◆ TASK DIRECTIONS:
Retype the whole listing below, character for character.

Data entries
################

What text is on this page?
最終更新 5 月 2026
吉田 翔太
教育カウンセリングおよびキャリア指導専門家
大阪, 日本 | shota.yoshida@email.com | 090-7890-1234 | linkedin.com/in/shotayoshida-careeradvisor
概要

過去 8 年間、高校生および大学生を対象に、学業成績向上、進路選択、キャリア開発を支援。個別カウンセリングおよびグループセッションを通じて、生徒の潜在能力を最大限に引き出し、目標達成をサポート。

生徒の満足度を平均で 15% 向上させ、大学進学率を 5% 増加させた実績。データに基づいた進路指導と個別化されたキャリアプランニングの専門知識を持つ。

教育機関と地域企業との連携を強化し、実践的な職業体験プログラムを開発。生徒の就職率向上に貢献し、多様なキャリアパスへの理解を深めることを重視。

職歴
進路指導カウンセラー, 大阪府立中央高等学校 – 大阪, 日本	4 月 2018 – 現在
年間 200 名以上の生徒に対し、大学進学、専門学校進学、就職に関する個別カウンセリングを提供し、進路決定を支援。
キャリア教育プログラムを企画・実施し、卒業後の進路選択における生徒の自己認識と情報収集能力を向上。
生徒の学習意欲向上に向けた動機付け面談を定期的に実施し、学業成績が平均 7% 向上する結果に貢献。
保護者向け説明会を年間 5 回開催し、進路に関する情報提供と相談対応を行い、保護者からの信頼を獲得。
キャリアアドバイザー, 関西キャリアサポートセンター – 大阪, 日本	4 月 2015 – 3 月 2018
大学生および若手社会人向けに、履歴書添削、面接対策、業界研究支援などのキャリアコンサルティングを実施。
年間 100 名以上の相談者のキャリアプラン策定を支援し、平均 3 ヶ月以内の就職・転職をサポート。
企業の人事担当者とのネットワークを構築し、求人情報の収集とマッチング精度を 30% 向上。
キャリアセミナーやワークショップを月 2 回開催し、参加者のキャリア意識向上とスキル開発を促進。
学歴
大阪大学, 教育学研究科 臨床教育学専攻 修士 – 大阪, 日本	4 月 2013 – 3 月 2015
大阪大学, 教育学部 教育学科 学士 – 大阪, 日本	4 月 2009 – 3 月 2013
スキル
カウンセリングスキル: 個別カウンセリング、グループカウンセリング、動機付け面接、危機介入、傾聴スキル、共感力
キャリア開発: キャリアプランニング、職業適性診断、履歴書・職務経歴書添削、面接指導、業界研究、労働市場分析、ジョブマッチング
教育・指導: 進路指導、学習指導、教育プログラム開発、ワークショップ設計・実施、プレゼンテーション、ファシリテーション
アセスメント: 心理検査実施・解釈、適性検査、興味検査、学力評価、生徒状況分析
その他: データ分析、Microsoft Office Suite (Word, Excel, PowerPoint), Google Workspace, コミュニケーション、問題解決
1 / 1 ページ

################

◆ RESPONSE TO THIS TASK:
What text is on this page?
最終更新 5 月 2026
吉田 翔太
教育カウンセリングおよびキャリア指導専門家
大阪, 日本 | shota.yoshida@email.com | 090-7890-1234 | linkedin.com/in/shotayoshida-careeradvisor
概要

過去 8 年間、高校生および大学生を対象に、学業成績向上、進路選択、キャリア開発を支援。個別カウンセリングおよびグループセッションを通じて、生徒の潜在能力を最大限に引き出し、目標達成をサポート。

生徒の満足度を平均で 15% 向上させ、大学進学率を 5% 増加させた実績。データに基づいた進路指導と個別化されたキャリアプランニングの専門知識を持つ。

教育機関と地域企業との連携を強化し、実践的な職業体験プログラムを開発。生徒の就職率向上に貢献し、多様なキャリアパスへの理解を深めることを重視。

職歴
進路指導カウンセラー, 大阪府立中央高等学校 – 大阪, 日本	4 月 2018 – 現在
年間 200 名以上の生徒に対し、大学進学、専門学校進学、就職に関する個別カウンセリングを提供し、進路決定を支援。
キャリア教育プログラムを企画・実施し、卒業後の進路選択における生徒の自己認識と情報収集能力を向上。
生徒の学習意欲向上に向けた動機付け面談を定期的に実施し、学業成績が平均 7% 向上する結果に貢献。
保護者向け説明会を年間 5 回開催し、進路に関する情報提供と相談対応を行い、保護者からの信頼を獲得。
キャリアアドバイザー, 関西キャリアサポートセンター – 大阪, 日本	4 月 2015 – 3 月 2018
大学生および若手社会人向けに、履歴書添削、面接対策、業界研究支援などのキャリアコンサルティングを実施。
年間 100 名以上の相談者のキャリアプラン策定を支援し、平均 3 ヶ月以内の就職・転職をサポート。
企業の人事担当者とのネットワークを構築し、求人情報の収集とマッチング精度を 30% 向上。
キャリアセミナーやワークショップを月 2 回開催し、参加者のキャリア意識向上とスキル開発を促進。
学歴
大阪大学, 教育学研究科 臨床教育学専攻 修士 – 大阪, 日本	4 月 2013 – 3 月 2015
大阪大学, 教育学部 教育学科 学士 – 大阪, 日本	4 月 2009 – 3 月 2013
スキル
カウンセリングスキル: 個別カウンセリング、グループカウンセリング、動機付け面接、危機介入、傾聴スキル、共感力
キャリア開発: キャリアプランニング、職業適性診断、履歴書・職務経歴書添削、面接指導、業界研究、労働市場分析、ジョブマッチング
教育・指導: 進路指導、学習指導、教育プログラム開発、ワークショップ設計・実施、プレゼンテーション、ファシリテーション
アセスメント: 心理検査実施・解釈、適性検査、興味検査、学力評価、生徒状況分析
その他: データ分析、Microsoft Office Suite (Word, Excel, PowerPoint), Google Workspace, コミュニケーション、問題解決
1 / 1 ページ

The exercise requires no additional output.